__Stated task__.
Search the data below for the word "ВРЕМЯ" and copy each line that holds it.

[Data entries]
========
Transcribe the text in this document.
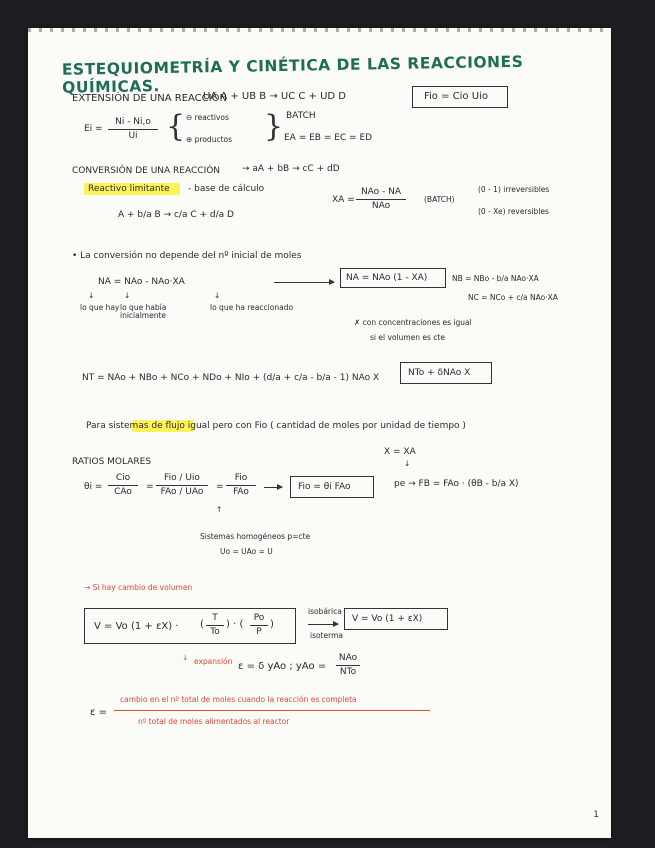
ESTEQUIOMETRÍA Y CINÉTICA DE LAS REACCIONES QUÍMICAS.
EXTENSIÓN DE UNA REACCIÓN
UA A + UB B → UC C + UD D	Fio = Cio Uio
Ei =
Ni - Ni,o
Ui { ⊖ reactivos
⊕ productos } BATCH
EA = EB = EC = ED
CONVERSIÓN DE UNA REACCIÓN → aA + bB → cC + dD
Reactivo limitante - base de cálculo
XA =
NAo - NA
NAo
(BATCH)
(0 - 1) irreversibles
(0 - Xe) reversibles
A + b/a B → c/a C + d/a D
• La conversión no depende del nº inicial de moles
NA = NAo - NAo·XA	NA = NAo (1 - XA)	NB = NBo - b/a NAo·XA
NC = NCo + c/a NAo·XA
↓	↓	↓
lo que hay lo que había inicialmente
lo que ha reaccionado
✗ con concentraciones es igual
si el volumen es cte
NT = NAo + NBo + NCo + NDo + NIo + (d/a + c/a - b/a - 1) NAo X	NTo + δNAo X
Para sistemas de flujo igual pero con Fio ( cantidad de moles por unidad de tiempo )
RATIOS MOLARES
X = XA
↓
θi =
Cio
CAo	=
Fio / Uio
FAo / UAo	=
Fio
FAo	Fio = θi FAo	pe → FB = FAo · (θB - b/a X)
↑
Sistemas homogéneos p=cte
Uo = UAo = U
→ Si hay cambio de volumen
V = Vo (1 + εX) · (
T
To
) · (
Po
P
)
isobárica
isoterma
V = Vo (1 + εX)
↓ expansión ε = δ yAo ; yAo =
NAo
NTo
ε =
cambio en el nº total de moles cuando la reacción es completa
nº total de moles alimentados al reactor
1
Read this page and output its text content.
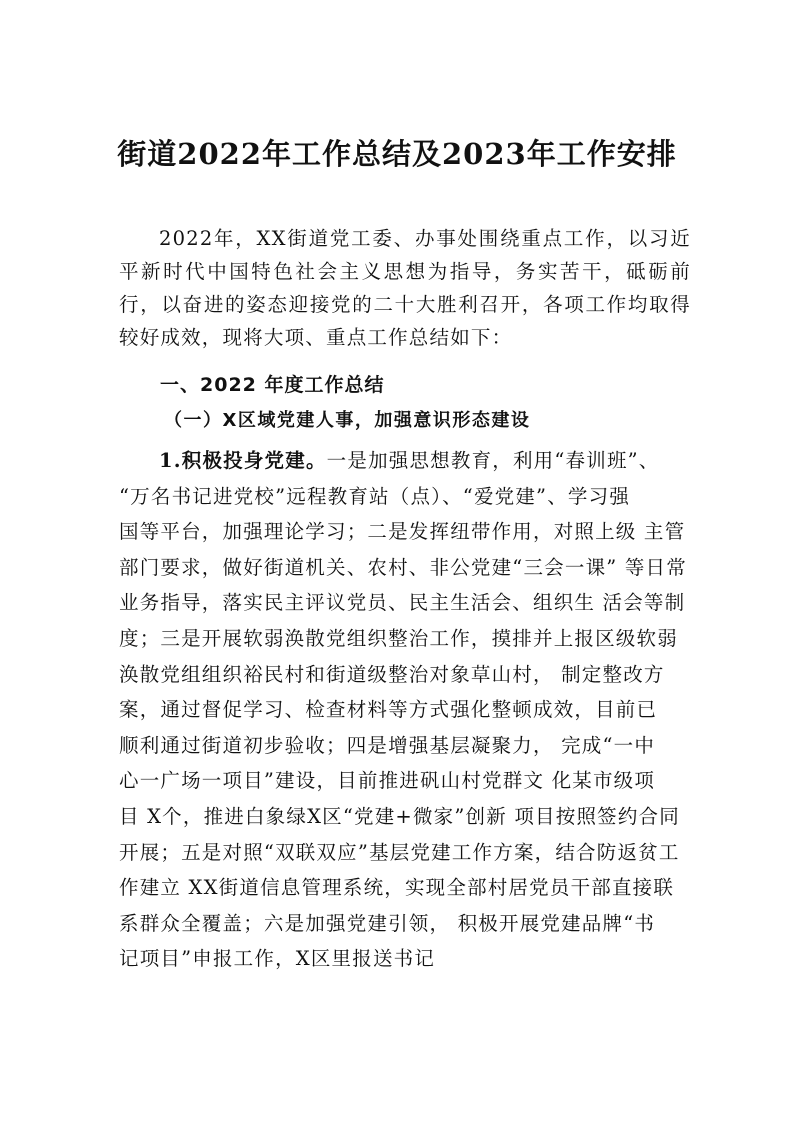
街道2022年工作总结及2023年工作安排

2022年，XX街道党工委、办事处围绕重点工作，以习近平新时代中国特色社会主义思想为指导，务实苦干，砥砺前行，以奋进的姿态迎接党的二十大胜利召开，各项工作均取得较好成效，现将大项、重点工作总结如下：

一、2022 年度工作总结
（一）X区域党建人事，加强意识形态建设
1.积极投身党建。一是加强思想教育，利用“春训班”、
“万名书记进党校”远程教育站（点）、“爱党建”、学习强
国等平台，加强理论学习；二是发挥纽带作用，对照上级 主管
部门要求，做好街道机关、农村、非公党建“三会一课” 等日常
业务指导，落实民主评议党员、民主生活会、组织生 活会等制
度；三是开展软弱涣散党组织整治工作，摸排并上报区级软弱
涣散党组组织裕民村和街道级整治对象草山村， 制定整改方
案，通过督促学习、检查材料等方式强化整顿成效，目前已
顺利通过街道初步验收；四是增强基层凝聚力， 完成“一中
心一广场一项目”建设，目前推进矾山村党群文 化某市级项
目 X个，推进白象绿X区“党建+微家”创新 项目按照签约合同
开展；五是对照“双联双应”基层党建工作方案，结合防返贫工
作建立 XX街道信息管理系统，实现全部村居党员干部直接联
系群众全覆盖；六是加强党建引领， 积极开展党建品牌“书
记项目”申报工作，X区里报送书记
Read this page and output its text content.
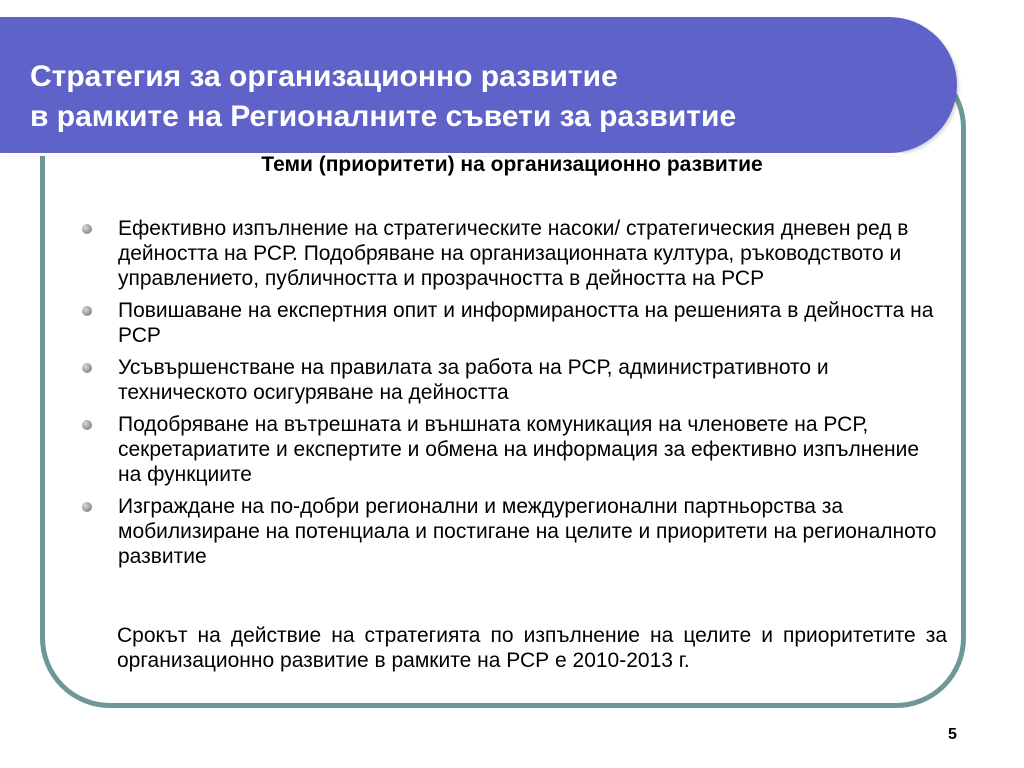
Стратегия за организационно развитие
в рамките на Регионалните съвети за развитие
Теми (приоритети) на организационно развитие
Ефективно изпълнение на стратегическите насоки/ стратегическия дневен ред в дейността на РСР. Подобряване на организационната култура, ръководството и управлението, публичността и прозрачността в дейността на РСР
Повишаване на експертния опит и информираността на решенията в дейността на РСР
Усъвършенстване на правилата за работа на РСР, административното и техническото осигуряване на дейността
Подобряване на вътрешната и външната комуникация на членовете на РСР, секретариатите и експертите и обмена на информация за ефективно изпълнение на функциите
Изграждане на по-добри регионални и междурегионални партньорства за мобилизиране на потенциала и постигане на целите и приоритети на регионалното развитие

Срокът на действие на стратегията по изпълнение на целите и приоритетите за организационно развитие в рамките на РСР е 2010-2013 г.

5
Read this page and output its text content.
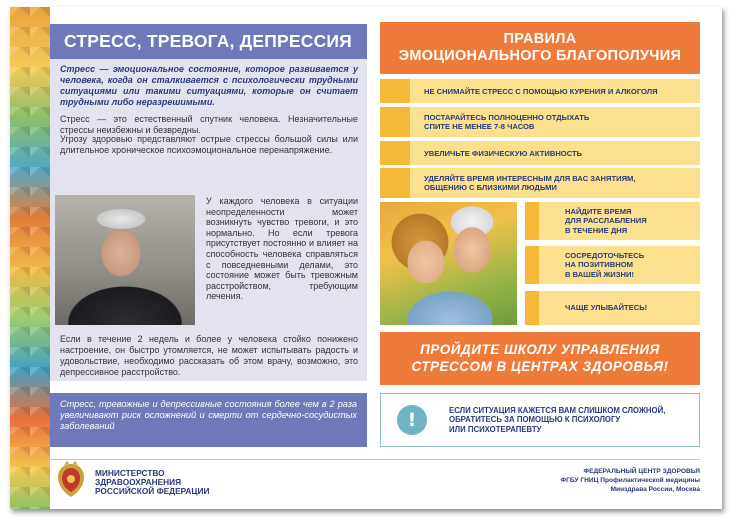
СТРЕСС, ТРЕВОГА, ДЕПРЕССИЯ
Стресс — эмоциональное состояние, которое развивается у человека, когда он сталкивается с психологически трудными ситуациями или такими ситуациями, которые он считает трудными либо неразрешимыми.
Стресс — это естественный спутник человека. Незначительные стрессы неизбежны и безвредны.
Угрозу здоровью представляют острые стрессы большой силы или длительное хроническое психоэмоциональное перенапряжение.
У каждого человека в ситуации неопределенности может возникнуть чувство тревоги, и это нормально. Но если тревога присутствует постоянно и влияет на способность человека справляться с повседневными делами, это состояние может быть тревожным расстройством, требующим лечения.
Если в течение 2 недель и более у человека стойко понижено настроение, он быстро утомляется, не может испытывать радость и удовольствие, необходимо рассказать об этом врачу, возможно, это депрессивное расстройство.
Стресс, тревожные и депрессивные состояния более чем в 2 раза увеличивают риск осложнений и смерти от сердечно-сосудистых заболеваний
ПРАВИЛА
ЭМОЦИОНАЛЬНОГО БЛАГОПОЛУЧИЯ
НЕ СНИМАЙТЕ СТРЕСС С ПОМОЩЬЮ КУРЕНИЯ И АЛКОГОЛЯ
ПОСТАРАЙТЕСЬ ПОЛНОЦЕННО ОТДЫХАТЬ
СПИТЕ НЕ МЕНЕЕ 7-8 ЧАСОВ
УВЕЛИЧЬТЕ ФИЗИЧЕСКУЮ АКТИВНОСТЬ
УДЕЛЯЙТЕ ВРЕМЯ ИНТЕРЕСНЫМ ДЛЯ ВАС ЗАНЯТИЯМ,
ОБЩЕНИЮ С БЛИЗКИМИ ЛЮДЬМИ
НАЙДИТЕ ВРЕМЯ
ДЛЯ РАССЛАБЛЕНИЯ
В ТЕЧЕНИЕ ДНЯ
СОСРЕДОТОЧЬТЕСЬ
НА ПОЗИТИВНОМ
В ВАШЕЙ ЖИЗНИ!
ЧАЩЕ УЛЫБАЙТЕСЬ!
ПРОЙДИТЕ ШКОЛУ УПРАВЛЕНИЯ
СТРЕССОМ В ЦЕНТРАХ ЗДОРОВЬЯ!
!	ЕСЛИ СИТУАЦИЯ КАЖЕТСЯ ВАМ СЛИШКОМ СЛОЖНОЙ,
ОБРАТИТЕСЬ ЗА ПОМОЩЬЮ К ПСИХОЛОГУ
ИЛИ ПСИХОТЕРАПЕВТУ
МИНИСТЕРСТВО
ЗДРАВООХРАНЕНИЯ
РОССИЙСКОЙ ФЕДЕРАЦИИ
ФЕДЕРАЛЬНЫЙ ЦЕНТР ЗДОРОВЬЯ
ФГБУ ГНИЦ Профилактической медицины
Минздрава России, Москва
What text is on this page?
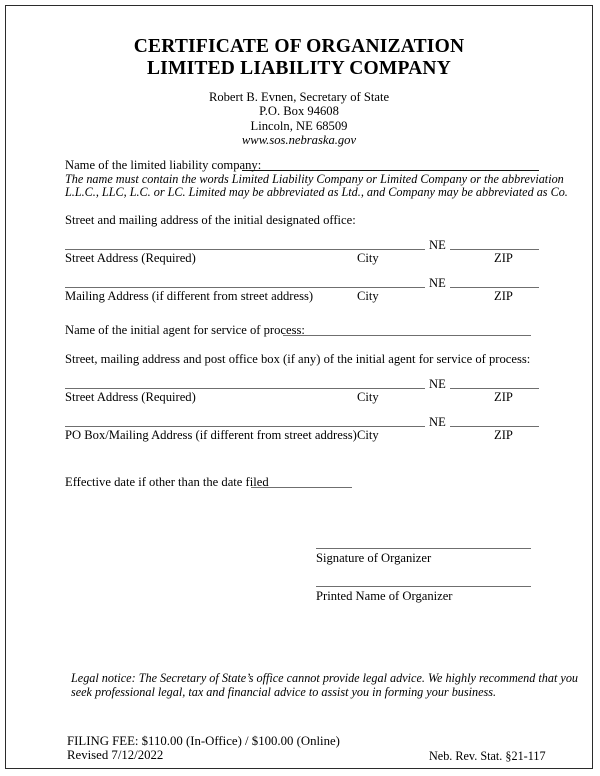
CERTIFICATE OF ORGANIZATION
LIMITED LIABILITY COMPANY
Robert B. Evnen, Secretary of State
P.O. Box 94608
Lincoln, NE 68509
www.sos.nebraska.gov
Name of the limited liability company:
The name must contain the words Limited Liability Company or Limited Company or the abbreviation
L.L.C., LLC, L.C. or LC. Limited may be abbreviated as Ltd., and Company may be abbreviated as Co.
Street and mailing address of the initial designated office:
NE
Street Address (Required)	City	ZIP
NE
Mailing Address (if different from street address)	City	ZIP
Name of the initial agent for service of process:
Street, mailing address and post office box (if any) of the initial agent for service of process:
NE
Street Address (Required)	City	ZIP
NE
PO Box/Mailing Address (if different from street address) City	ZIP
Effective date if other than the date filed
Signature of Organizer
Printed Name of Organizer
Legal notice: The Secretary of State’s office cannot provide legal advice. We highly recommend that you
seek professional legal, tax and financial advice to assist you in forming your business.
FILING FEE: $110.00 (In-Office) / $100.00 (Online)
Revised 7/12/2022	Neb. Rev. Stat. §21-117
========
__Result below__.
УДЕЛЯЙТЕ ВРЕМЯ ИНТЕРЕСНЫМ ДЛЯ ВАС ЗАНЯТИЯМ,
НАЙДИТЕ ВРЕМЯ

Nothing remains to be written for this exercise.